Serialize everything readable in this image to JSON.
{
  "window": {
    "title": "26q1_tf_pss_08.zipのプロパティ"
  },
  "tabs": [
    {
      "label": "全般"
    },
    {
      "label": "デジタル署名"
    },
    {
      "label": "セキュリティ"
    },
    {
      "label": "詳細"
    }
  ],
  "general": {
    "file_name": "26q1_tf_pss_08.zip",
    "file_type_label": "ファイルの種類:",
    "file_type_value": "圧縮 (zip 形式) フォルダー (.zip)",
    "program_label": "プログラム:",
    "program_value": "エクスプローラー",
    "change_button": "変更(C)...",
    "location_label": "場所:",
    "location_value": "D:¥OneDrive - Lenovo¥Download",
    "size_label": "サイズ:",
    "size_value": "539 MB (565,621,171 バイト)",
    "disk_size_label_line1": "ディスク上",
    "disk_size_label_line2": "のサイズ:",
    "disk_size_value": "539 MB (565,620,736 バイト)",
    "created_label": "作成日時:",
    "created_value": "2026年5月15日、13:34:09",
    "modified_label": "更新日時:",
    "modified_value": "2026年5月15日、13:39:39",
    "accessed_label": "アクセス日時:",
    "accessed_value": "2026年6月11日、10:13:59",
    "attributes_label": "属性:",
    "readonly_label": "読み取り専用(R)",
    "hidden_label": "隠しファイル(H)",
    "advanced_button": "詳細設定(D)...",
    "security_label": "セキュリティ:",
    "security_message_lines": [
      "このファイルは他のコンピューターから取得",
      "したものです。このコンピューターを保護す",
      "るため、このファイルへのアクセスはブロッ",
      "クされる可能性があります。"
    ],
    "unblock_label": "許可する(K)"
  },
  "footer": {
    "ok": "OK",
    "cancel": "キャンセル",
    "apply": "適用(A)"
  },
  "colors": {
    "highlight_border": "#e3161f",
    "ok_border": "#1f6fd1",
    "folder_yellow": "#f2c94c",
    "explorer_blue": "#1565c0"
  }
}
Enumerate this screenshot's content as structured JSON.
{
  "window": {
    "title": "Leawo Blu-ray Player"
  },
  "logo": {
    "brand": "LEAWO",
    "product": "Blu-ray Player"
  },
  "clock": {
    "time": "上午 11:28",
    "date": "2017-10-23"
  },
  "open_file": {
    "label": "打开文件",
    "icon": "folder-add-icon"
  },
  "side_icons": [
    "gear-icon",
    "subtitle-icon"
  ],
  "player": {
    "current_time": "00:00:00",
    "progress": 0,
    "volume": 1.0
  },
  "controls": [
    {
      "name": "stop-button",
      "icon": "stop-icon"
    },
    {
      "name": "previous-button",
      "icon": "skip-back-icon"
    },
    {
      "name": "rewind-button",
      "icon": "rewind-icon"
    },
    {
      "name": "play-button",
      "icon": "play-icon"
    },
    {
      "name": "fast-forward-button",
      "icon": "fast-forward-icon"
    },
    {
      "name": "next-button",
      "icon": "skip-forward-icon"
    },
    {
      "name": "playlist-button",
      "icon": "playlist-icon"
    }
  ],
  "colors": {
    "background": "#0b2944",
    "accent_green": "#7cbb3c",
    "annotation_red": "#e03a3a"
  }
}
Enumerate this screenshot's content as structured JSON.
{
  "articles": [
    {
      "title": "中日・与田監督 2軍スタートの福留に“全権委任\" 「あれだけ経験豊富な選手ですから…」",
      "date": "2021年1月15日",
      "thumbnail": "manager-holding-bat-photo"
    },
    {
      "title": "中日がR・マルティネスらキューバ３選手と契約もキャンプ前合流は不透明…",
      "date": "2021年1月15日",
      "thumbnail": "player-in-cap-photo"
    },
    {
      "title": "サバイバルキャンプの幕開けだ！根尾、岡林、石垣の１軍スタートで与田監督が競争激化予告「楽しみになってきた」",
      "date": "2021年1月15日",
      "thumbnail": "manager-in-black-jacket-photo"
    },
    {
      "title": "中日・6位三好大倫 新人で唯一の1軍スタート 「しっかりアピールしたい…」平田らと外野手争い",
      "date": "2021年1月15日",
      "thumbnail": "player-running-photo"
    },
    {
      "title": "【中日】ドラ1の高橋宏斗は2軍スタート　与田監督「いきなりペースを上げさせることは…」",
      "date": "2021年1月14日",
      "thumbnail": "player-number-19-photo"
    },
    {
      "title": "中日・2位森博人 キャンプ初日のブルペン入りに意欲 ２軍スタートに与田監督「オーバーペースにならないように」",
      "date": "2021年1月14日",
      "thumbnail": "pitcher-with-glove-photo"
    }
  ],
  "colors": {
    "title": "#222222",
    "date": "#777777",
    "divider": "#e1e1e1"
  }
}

TO DO: Restate the data above exactly, keeping each word as it stands.

RESULT OF THIS EXERCISE:
Serialize everything readable in this image to JSON.
{
  "window": {
    "title": "26q1_tf_pss_08.zipのプロパティ"
  },
  "tabs": [
    {
      "label": "全般"
    },
    {
      "label": "デジタル署名"
    },
    {
      "label": "セキュリティ"
    },
    {
      "label": "詳細"
    }
  ],
  "general": {
    "file_name": "26q1_tf_pss_08.zip",
    "file_type_label": "ファイルの種類:",
    "file_type_value": "圧縮 (zip 形式) フォルダー (.zip)",
    "program_label": "プログラム:",
    "program_value": "エクスプローラー",
    "change_button": "変更(C)...",
    "location_label": "場所:",
    "location_value": "D:¥OneDrive - Lenovo¥Download",
    "size_label": "サイズ:",
    "size_value": "539 MB (565,621,171 バイト)",
    "disk_size_label_line1": "ディスク上",
    "disk_size_label_line2": "のサイズ:",
    "disk_size_value": "539 MB (565,620,736 バイト)",
    "created_label": "作成日時:",
    "created_value": "2026年5月15日、13:34:09",
    "modified_label": "更新日時:",
    "modified_value": "2026年5月15日、13:39:39",
    "accessed_label": "アクセス日時:",
    "accessed_value": "2026年6月11日、10:13:59",
    "attributes_label": "属性:",
    "readonly_label": "読み取り専用(R)",
    "hidden_label": "隠しファイル(H)",
    "advanced_button": "詳細設定(D)...",
    "security_label": "セキュリティ:",
    "security_message_lines": [
      "このファイルは他のコンピューターから取得",
      "したものです。このコンピューターを保護す",
      "るため、このファイルへのアクセスはブロッ",
      "クされる可能性があります。"
    ],
    "unblock_label": "許可する(K)"
  },
  "footer": {
    "ok": "OK",
    "cancel": "キャンセル",
    "apply": "適用(A)"
  },
  "colors": {
    "highlight_border": "#e3161f",
    "ok_border": "#1f6fd1",
    "folder_yellow": "#f2c94c",
    "explorer_blue": "#1565c0"
  }
}
Enumerate this screenshot's content as structured JSON.
{
  "window": {
    "title": "Leawo Blu-ray Player"
  },
  "logo": {
    "brand": "LEAWO",
    "product": "Blu-ray Player"
  },
  "clock": {
    "time": "上午 11:28",
    "date": "2017-10-23"
  },
  "open_file": {
    "label": "打开文件",
    "icon": "folder-add-icon"
  },
  "side_icons": [
    "gear-icon",
    "subtitle-icon"
  ],
  "player": {
    "current_time": "00:00:00",
    "progress": 0,
    "volume": 1.0
  },
  "controls": [
    {
      "name": "stop-button",
      "icon": "stop-icon"
    },
    {
      "name": "previous-button",
      "icon": "skip-back-icon"
    },
    {
      "name": "rewind-button",
      "icon": "rewind-icon"
    },
    {
      "name": "play-button",
      "icon": "play-icon"
    },
    {
      "name": "fast-forward-button",
      "icon": "fast-forward-icon"
    },
    {
      "name": "next-button",
      "icon": "skip-forward-icon"
    },
    {
      "name": "playlist-button",
      "icon": "playlist-icon"
    }
  ],
  "colors": {
    "background": "#0b2944",
    "accent_green": "#7cbb3c",
    "annotation_red": "#e03a3a"
  }
}
Enumerate this screenshot's content as structured JSON.
{
  "articles": [
    {
      "title": "中日・与田監督 2軍スタートの福留に“全権委任\" 「あれだけ経験豊富な選手ですから…」",
      "date": "2021年1月15日",
      "thumbnail": "manager-holding-bat-photo"
    },
    {
      "title": "中日がR・マルティネスらキューバ３選手と契約もキャンプ前合流は不透明…",
      "date": "2021年1月15日",
      "thumbnail": "player-in-cap-photo"
    },
    {
      "title": "サバイバルキャンプの幕開けだ！根尾、岡林、石垣の１軍スタートで与田監督が競争激化予告「楽しみになってきた」",
      "date": "2021年1月15日",
      "thumbnail": "manager-in-black-jacket-photo"
    },
    {
      "title": "中日・6位三好大倫 新人で唯一の1軍スタート 「しっかりアピールしたい…」平田らと外野手争い",
      "date": "2021年1月15日",
      "thumbnail": "player-running-photo"
    },
    {
      "title": "【中日】ドラ1の高橋宏斗は2軍スタート　与田監督「いきなりペースを上げさせることは…」",
      "date": "2021年1月14日",
      "thumbnail": "player-number-19-photo"
    },
    {
      "title": "中日・2位森博人 キャンプ初日のブルペン入りに意欲 ２軍スタートに与田監督「オーバーペースにならないように」",
      "date": "2021年1月14日",
      "thumbnail": "pitcher-with-glove-photo"
    }
  ],
  "colors": {
    "title": "#222222",
    "date": "#777777",
    "divider": "#e1e1e1"
  }
}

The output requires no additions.